[Required work]: List every line in this data where the string "河北深县" occurs.

(Records from a data source)
□ □ □

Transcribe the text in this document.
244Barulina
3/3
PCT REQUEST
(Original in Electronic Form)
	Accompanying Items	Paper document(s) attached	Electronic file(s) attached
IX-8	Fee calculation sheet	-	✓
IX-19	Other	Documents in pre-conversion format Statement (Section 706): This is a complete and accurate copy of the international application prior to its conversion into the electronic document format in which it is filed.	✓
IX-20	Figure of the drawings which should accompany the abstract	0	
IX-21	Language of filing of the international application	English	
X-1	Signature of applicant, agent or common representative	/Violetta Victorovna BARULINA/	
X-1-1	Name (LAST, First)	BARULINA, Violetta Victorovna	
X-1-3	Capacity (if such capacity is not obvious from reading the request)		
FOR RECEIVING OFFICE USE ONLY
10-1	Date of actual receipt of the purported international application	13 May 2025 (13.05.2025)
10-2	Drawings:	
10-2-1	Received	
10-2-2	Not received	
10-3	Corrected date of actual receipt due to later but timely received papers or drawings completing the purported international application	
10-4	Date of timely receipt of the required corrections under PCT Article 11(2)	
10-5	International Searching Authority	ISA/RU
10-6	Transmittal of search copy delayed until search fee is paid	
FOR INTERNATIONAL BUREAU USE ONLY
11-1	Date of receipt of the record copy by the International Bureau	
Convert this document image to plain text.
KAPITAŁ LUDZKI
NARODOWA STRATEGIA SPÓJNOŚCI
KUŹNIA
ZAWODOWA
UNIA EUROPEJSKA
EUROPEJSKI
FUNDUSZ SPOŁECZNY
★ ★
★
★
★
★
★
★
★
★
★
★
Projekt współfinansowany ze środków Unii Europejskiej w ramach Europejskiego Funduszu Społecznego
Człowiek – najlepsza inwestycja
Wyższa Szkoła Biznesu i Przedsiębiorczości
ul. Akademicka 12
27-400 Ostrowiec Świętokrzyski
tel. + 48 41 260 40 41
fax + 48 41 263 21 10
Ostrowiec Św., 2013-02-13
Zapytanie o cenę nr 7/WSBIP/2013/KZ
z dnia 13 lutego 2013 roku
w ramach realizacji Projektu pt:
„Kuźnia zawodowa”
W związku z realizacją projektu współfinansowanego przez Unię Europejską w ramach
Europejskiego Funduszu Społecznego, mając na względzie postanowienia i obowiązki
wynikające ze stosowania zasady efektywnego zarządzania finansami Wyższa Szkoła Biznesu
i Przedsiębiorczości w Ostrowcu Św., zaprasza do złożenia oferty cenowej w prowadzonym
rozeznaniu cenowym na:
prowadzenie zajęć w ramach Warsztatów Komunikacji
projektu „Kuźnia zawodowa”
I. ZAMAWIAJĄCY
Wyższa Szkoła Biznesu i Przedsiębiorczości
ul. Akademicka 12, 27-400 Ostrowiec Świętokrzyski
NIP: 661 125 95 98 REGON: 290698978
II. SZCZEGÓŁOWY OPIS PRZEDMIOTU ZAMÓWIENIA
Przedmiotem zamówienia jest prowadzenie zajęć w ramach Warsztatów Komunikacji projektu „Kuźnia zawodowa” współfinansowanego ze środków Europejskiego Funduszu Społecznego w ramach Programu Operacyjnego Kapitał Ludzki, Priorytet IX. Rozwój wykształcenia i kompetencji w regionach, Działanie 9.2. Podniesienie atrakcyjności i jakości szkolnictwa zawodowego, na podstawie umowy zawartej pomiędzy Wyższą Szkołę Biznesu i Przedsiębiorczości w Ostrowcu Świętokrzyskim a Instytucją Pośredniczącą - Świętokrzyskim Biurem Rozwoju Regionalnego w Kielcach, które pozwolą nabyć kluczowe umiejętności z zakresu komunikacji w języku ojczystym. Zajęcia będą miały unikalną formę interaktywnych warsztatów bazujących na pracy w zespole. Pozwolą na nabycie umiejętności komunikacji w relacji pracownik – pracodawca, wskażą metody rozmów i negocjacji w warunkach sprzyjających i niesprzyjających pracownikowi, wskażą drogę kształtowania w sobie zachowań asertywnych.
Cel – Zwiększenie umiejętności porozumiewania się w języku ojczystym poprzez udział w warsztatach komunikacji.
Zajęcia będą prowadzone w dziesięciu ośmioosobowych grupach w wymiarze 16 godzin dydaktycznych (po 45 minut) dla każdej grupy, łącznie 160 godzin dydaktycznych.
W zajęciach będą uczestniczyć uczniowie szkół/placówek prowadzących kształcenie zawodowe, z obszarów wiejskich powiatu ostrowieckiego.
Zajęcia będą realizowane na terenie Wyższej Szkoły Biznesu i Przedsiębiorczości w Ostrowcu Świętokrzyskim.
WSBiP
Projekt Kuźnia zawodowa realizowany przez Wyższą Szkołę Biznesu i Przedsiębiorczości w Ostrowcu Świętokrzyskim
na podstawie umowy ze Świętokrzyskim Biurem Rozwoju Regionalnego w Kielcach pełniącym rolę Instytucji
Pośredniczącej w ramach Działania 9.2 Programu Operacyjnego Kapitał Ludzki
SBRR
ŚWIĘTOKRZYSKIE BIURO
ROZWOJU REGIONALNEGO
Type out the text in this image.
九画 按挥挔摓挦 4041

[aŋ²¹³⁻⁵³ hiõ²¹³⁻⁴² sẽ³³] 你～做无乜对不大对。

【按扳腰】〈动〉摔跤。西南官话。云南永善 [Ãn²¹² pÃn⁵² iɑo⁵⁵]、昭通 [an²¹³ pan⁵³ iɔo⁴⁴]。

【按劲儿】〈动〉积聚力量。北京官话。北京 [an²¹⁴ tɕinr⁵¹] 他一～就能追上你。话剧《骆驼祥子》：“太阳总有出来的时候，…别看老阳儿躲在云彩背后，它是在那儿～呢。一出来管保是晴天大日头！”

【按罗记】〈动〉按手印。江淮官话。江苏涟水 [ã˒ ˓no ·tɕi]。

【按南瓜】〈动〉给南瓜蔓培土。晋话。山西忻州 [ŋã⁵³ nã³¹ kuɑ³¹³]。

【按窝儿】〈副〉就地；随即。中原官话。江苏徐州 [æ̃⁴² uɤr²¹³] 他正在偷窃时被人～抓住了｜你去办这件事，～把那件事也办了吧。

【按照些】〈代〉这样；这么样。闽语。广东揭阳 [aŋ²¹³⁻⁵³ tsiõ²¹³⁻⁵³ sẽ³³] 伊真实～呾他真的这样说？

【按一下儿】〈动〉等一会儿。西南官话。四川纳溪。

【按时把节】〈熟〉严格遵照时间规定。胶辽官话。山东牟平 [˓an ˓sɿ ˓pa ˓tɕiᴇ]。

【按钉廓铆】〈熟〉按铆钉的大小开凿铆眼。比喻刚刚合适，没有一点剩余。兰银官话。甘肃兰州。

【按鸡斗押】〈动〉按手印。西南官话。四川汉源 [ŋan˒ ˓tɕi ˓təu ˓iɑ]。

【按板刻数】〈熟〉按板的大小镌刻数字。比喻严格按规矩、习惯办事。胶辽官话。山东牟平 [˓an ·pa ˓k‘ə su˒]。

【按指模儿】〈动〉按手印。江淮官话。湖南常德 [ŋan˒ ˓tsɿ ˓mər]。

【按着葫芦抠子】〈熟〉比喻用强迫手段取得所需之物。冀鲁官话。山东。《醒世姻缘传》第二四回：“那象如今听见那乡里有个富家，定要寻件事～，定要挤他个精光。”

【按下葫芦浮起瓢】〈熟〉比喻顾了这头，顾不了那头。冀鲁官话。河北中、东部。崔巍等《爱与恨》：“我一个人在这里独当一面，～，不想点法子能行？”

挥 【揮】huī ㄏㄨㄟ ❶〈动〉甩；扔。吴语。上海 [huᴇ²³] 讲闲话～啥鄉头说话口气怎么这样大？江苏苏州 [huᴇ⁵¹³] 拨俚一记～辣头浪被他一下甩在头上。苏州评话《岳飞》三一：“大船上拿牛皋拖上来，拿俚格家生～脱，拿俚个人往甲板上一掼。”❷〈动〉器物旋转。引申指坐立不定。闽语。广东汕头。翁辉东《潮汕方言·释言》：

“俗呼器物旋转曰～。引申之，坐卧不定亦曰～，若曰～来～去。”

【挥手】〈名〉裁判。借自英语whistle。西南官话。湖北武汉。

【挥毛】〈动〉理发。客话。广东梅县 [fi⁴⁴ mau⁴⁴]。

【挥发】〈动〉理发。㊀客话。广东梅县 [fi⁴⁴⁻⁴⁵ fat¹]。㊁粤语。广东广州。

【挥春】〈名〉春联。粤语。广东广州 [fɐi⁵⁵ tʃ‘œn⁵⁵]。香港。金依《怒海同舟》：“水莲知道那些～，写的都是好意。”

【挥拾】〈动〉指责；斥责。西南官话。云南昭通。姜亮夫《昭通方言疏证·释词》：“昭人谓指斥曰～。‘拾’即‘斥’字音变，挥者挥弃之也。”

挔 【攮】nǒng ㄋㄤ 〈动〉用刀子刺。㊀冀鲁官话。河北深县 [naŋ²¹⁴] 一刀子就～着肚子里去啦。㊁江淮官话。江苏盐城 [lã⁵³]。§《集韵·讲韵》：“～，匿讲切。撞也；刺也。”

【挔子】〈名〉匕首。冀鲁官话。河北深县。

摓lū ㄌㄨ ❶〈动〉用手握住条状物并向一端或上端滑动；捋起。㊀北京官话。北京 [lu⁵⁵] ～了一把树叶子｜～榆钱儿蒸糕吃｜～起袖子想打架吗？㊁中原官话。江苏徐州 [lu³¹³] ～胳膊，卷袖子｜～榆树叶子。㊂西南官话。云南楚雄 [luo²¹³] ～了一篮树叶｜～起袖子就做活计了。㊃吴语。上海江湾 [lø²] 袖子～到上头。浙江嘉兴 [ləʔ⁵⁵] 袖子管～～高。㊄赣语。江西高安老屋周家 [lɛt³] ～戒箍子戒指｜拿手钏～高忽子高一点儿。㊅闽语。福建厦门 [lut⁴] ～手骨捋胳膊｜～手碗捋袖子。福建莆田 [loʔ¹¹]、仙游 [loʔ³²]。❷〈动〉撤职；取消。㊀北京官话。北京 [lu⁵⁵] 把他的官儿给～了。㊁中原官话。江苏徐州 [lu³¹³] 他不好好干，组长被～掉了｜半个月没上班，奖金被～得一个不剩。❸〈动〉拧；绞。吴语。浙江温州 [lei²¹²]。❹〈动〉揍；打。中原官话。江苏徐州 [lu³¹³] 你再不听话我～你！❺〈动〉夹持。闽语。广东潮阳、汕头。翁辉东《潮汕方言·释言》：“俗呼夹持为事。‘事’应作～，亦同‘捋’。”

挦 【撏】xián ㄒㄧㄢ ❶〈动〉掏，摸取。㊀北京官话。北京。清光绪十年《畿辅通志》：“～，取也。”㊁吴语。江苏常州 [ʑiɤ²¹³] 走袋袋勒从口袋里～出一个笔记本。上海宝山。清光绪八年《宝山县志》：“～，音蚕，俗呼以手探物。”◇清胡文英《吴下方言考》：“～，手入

□ □ □

[Answer for the task]:
挔 【攮】nǒng ㄋㄤ 〈动〉用刀子刺。㊀冀鲁官话。河北深县 [naŋ²¹⁴] 一刀子就～着肚子里去啦。㊁江淮官话。江苏盐城 [lã⁵³]。§《集韵·讲韵》：“～，匿讲切。撞也；刺也。”
【挔子】〈名〉匕首。冀鲁官话。河北深县。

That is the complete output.